Would you write out the entries below, every one of them, exactly?

━━━━

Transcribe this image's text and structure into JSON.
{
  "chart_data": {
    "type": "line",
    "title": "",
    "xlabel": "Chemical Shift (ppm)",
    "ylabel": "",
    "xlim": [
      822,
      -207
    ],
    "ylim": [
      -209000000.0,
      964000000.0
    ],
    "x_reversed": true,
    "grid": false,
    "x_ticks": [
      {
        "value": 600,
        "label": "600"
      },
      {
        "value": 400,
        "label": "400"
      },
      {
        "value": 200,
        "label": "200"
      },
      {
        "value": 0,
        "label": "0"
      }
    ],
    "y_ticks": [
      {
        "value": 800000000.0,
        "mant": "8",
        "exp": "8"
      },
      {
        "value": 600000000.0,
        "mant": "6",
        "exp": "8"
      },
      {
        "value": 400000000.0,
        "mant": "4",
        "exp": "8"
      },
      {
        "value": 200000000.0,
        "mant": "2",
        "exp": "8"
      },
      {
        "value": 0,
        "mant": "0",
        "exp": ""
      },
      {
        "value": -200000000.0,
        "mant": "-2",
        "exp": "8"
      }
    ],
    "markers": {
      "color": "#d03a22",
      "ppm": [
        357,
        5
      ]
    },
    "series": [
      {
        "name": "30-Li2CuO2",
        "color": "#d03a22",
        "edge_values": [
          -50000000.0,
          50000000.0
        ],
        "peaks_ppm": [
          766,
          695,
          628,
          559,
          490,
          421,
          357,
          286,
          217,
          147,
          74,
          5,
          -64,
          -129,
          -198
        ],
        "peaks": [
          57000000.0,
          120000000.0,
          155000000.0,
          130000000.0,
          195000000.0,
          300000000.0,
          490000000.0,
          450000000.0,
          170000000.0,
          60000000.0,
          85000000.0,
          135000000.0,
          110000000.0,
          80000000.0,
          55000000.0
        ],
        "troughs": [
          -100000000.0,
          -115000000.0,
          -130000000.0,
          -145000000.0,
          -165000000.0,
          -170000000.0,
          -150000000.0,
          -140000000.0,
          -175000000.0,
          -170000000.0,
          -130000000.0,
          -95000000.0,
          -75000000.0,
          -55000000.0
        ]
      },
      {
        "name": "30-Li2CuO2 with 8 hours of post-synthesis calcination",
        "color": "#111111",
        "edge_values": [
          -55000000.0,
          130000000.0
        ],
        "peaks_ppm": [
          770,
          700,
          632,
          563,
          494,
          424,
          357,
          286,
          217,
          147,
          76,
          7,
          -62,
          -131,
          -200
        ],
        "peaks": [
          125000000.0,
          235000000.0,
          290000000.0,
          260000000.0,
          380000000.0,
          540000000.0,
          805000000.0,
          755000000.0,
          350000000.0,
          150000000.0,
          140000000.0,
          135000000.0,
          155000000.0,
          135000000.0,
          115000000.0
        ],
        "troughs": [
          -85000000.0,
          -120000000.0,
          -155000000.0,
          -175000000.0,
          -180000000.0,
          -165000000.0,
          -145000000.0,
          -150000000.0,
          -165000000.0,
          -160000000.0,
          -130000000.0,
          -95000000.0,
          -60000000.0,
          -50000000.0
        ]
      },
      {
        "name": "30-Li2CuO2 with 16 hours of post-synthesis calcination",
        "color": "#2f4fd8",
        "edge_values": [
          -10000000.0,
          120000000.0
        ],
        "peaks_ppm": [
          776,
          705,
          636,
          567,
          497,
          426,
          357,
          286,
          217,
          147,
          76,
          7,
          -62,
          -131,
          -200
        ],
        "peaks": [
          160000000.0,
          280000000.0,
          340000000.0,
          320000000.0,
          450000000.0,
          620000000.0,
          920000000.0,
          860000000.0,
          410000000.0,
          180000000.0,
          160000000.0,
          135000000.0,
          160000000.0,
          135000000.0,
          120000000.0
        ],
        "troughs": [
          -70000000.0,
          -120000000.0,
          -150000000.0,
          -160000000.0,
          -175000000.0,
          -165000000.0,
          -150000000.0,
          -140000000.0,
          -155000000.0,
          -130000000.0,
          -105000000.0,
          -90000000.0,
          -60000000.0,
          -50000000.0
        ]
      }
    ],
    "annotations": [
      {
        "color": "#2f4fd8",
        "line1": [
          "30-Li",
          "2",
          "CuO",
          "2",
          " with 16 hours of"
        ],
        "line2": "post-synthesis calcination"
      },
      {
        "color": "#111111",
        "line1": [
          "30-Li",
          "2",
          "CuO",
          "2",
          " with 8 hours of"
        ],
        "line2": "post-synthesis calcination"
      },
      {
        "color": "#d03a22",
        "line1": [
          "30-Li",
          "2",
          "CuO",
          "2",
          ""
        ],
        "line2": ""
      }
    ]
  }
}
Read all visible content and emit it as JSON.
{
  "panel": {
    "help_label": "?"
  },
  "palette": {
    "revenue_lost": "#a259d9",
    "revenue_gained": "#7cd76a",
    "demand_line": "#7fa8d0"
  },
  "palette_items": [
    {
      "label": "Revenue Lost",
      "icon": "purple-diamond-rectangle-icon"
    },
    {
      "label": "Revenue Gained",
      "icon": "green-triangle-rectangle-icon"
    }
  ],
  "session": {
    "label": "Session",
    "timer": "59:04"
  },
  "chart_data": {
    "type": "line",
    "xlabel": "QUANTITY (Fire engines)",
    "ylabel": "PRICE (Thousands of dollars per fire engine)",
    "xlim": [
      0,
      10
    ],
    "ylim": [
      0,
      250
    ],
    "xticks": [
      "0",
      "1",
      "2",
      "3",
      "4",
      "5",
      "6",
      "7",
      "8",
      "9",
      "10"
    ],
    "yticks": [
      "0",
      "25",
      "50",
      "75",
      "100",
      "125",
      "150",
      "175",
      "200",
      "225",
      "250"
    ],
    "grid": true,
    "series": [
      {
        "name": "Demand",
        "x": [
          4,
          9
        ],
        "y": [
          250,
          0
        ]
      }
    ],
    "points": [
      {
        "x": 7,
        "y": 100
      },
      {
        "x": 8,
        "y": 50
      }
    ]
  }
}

━━━━

Solution to this problem
Transcribe this image's text and structure into JSON.
{
  "chart_data": {
    "type": "line",
    "title": "",
    "xlabel": "Chemical Shift (ppm)",
    "ylabel": "",
    "xlim": [
      822,
      -207
    ],
    "ylim": [
      -209000000.0,
      964000000.0
    ],
    "x_reversed": true,
    "grid": false,
    "x_ticks": [
      {
        "value": 600,
        "label": "600"
      },
      {
        "value": 400,
        "label": "400"
      },
      {
        "value": 200,
        "label": "200"
      },
      {
        "value": 0,
        "label": "0"
      }
    ],
    "y_ticks": [
      {
        "value": 800000000.0,
        "mant": "8",
        "exp": "8"
      },
      {
        "value": 600000000.0,
        "mant": "6",
        "exp": "8"
      },
      {
        "value": 400000000.0,
        "mant": "4",
        "exp": "8"
      },
      {
        "value": 200000000.0,
        "mant": "2",
        "exp": "8"
      },
      {
        "value": 0,
        "mant": "0",
        "exp": ""
      },
      {
        "value": -200000000.0,
        "mant": "-2",
        "exp": "8"
      }
    ],
    "markers": {
      "color": "#d03a22",
      "ppm": [
        357,
        5
      ]
    },
    "series": [
      {
        "name": "30-Li2CuO2",
        "color": "#d03a22",
        "edge_values": [
          -50000000.0,
          50000000.0
        ],
        "peaks_ppm": [
          766,
          695,
          628,
          559,
          490,
          421,
          357,
          286,
          217,
          147,
          74,
          5,
          -64,
          -129,
          -198
        ],
        "peaks": [
          57000000.0,
          120000000.0,
          155000000.0,
          130000000.0,
          195000000.0,
          300000000.0,
          490000000.0,
          450000000.0,
          170000000.0,
          60000000.0,
          85000000.0,
          135000000.0,
          110000000.0,
          80000000.0,
          55000000.0
        ],
        "troughs": [
          -100000000.0,
          -115000000.0,
          -130000000.0,
          -145000000.0,
          -165000000.0,
          -170000000.0,
          -150000000.0,
          -140000000.0,
          -175000000.0,
          -170000000.0,
          -130000000.0,
          -95000000.0,
          -75000000.0,
          -55000000.0
        ]
      },
      {
        "name": "30-Li2CuO2 with 8 hours of post-synthesis calcination",
        "color": "#111111",
        "edge_values": [
          -55000000.0,
          130000000.0
        ],
        "peaks_ppm": [
          770,
          700,
          632,
          563,
          494,
          424,
          357,
          286,
          217,
          147,
          76,
          7,
          -62,
          -131,
          -200
        ],
        "peaks": [
          125000000.0,
          235000000.0,
          290000000.0,
          260000000.0,
          380000000.0,
          540000000.0,
          805000000.0,
          755000000.0,
          350000000.0,
          150000000.0,
          140000000.0,
          135000000.0,
          155000000.0,
          135000000.0,
          115000000.0
        ],
        "troughs": [
          -85000000.0,
          -120000000.0,
          -155000000.0,
          -175000000.0,
          -180000000.0,
          -165000000.0,
          -145000000.0,
          -150000000.0,
          -165000000.0,
          -160000000.0,
          -130000000.0,
          -95000000.0,
          -60000000.0,
          -50000000.0
        ]
      },
      {
        "name": "30-Li2CuO2 with 16 hours of post-synthesis calcination",
        "color": "#2f4fd8",
        "edge_values": [
          -10000000.0,
          120000000.0
        ],
        "peaks_ppm": [
          776,
          705,
          636,
          567,
          497,
          426,
          357,
          286,
          217,
          147,
          76,
          7,
          -62,
          -131,
          -200
        ],
        "peaks": [
          160000000.0,
          280000000.0,
          340000000.0,
          320000000.0,
          450000000.0,
          620000000.0,
          920000000.0,
          860000000.0,
          410000000.0,
          180000000.0,
          160000000.0,
          135000000.0,
          160000000.0,
          135000000.0,
          120000000.0
        ],
        "troughs": [
          -70000000.0,
          -120000000.0,
          -150000000.0,
          -160000000.0,
          -175000000.0,
          -165000000.0,
          -150000000.0,
          -140000000.0,
          -155000000.0,
          -130000000.0,
          -105000000.0,
          -90000000.0,
          -60000000.0,
          -50000000.0
        ]
      }
    ],
    "annotations": [
      {
        "color": "#2f4fd8",
        "line1": [
          "30-Li",
          "2",
          "CuO",
          "2",
          " with 16 hours of"
        ],
        "line2": "post-synthesis calcination"
      },
      {
        "color": "#111111",
        "line1": [
          "30-Li",
          "2",
          "CuO",
          "2",
          " with 8 hours of"
        ],
        "line2": "post-synthesis calcination"
      },
      {
        "color": "#d03a22",
        "line1": [
          "30-Li",
          "2",
          "CuO",
          "2",
          ""
        ],
        "line2": ""
      }
    ]
  }
}
Read all visible content and emit it as JSON.
{
  "panel": {
    "help_label": "?"
  },
  "palette": {
    "revenue_lost": "#a259d9",
    "revenue_gained": "#7cd76a",
    "demand_line": "#7fa8d0"
  },
  "palette_items": [
    {
      "label": "Revenue Lost",
      "icon": "purple-diamond-rectangle-icon"
    },
    {
      "label": "Revenue Gained",
      "icon": "green-triangle-rectangle-icon"
    }
  ],
  "session": {
    "label": "Session",
    "timer": "59:04"
  },
  "chart_data": {
    "type": "line",
    "xlabel": "QUANTITY (Fire engines)",
    "ylabel": "PRICE (Thousands of dollars per fire engine)",
    "xlim": [
      0,
      10
    ],
    "ylim": [
      0,
      250
    ],
    "xticks": [
      "0",
      "1",
      "2",
      "3",
      "4",
      "5",
      "6",
      "7",
      "8",
      "9",
      "10"
    ],
    "yticks": [
      "0",
      "25",
      "50",
      "75",
      "100",
      "125",
      "150",
      "175",
      "200",
      "225",
      "250"
    ],
    "grid": true,
    "series": [
      {
        "name": "Demand",
        "x": [
          4,
          9
        ],
        "y": [
          250,
          0
        ]
      }
    ],
    "points": [
      {
        "x": 7,
        "y": 100
      },
      {
        "x": 8,
        "y": 50
      }
    ]
  }
}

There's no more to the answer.